[Start MATERIALS PROVIDED]
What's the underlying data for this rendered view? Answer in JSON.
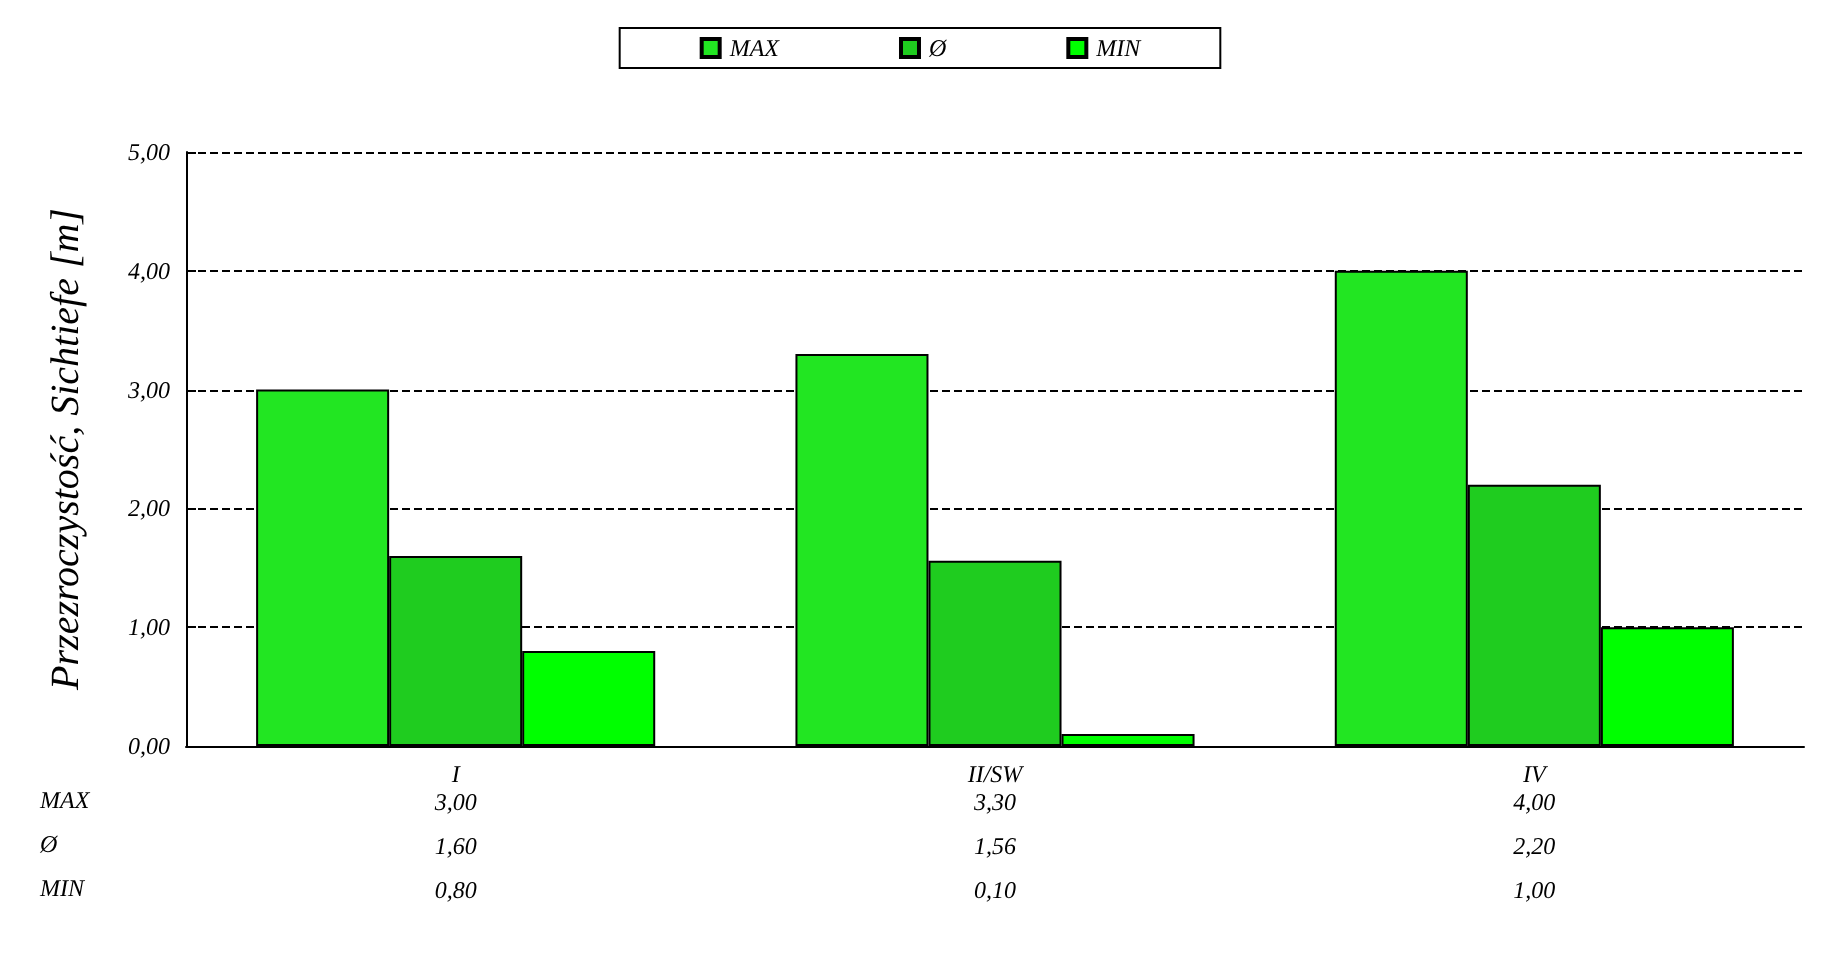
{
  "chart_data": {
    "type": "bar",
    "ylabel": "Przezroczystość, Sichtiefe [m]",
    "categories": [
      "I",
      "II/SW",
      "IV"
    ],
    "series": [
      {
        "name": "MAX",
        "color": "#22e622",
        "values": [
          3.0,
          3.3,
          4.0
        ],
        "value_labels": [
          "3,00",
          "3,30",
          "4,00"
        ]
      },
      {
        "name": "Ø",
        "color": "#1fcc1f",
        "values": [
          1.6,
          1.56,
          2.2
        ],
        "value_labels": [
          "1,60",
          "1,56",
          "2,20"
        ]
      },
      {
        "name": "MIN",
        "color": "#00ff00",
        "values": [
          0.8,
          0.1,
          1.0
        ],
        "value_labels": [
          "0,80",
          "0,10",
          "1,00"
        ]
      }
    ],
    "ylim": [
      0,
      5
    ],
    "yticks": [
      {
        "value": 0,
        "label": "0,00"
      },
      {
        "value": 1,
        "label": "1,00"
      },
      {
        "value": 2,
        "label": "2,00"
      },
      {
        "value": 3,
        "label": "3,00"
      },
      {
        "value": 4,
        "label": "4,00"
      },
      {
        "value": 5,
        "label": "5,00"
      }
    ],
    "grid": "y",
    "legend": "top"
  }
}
[End MATERIALS PROVIDED]
THE PROBLEM
Write the full listing out again with every line unchanged, but include no pictures.

COMPLETED TASK
What's the underlying data for this rendered view? Answer in JSON.
{
  "chart_data": {
    "type": "bar",
    "ylabel": "Przezroczystość, Sichtiefe [m]",
    "categories": [
      "I",
      "II/SW",
      "IV"
    ],
    "series": [
      {
        "name": "MAX",
        "color": "#22e622",
        "values": [
          3.0,
          3.3,
          4.0
        ],
        "value_labels": [
          "3,00",
          "3,30",
          "4,00"
        ]
      },
      {
        "name": "Ø",
        "color": "#1fcc1f",
        "values": [
          1.6,
          1.56,
          2.2
        ],
        "value_labels": [
          "1,60",
          "1,56",
          "2,20"
        ]
      },
      {
        "name": "MIN",
        "color": "#00ff00",
        "values": [
          0.8,
          0.1,
          1.0
        ],
        "value_labels": [
          "0,80",
          "0,10",
          "1,00"
        ]
      }
    ],
    "ylim": [
      0,
      5
    ],
    "yticks": [
      {
        "value": 0,
        "label": "0,00"
      },
      {
        "value": 1,
        "label": "1,00"
      },
      {
        "value": 2,
        "label": "2,00"
      },
      {
        "value": 3,
        "label": "3,00"
      },
      {
        "value": 4,
        "label": "4,00"
      },
      {
        "value": 5,
        "label": "5,00"
      }
    ],
    "grid": "y",
    "legend": "top"
  }
}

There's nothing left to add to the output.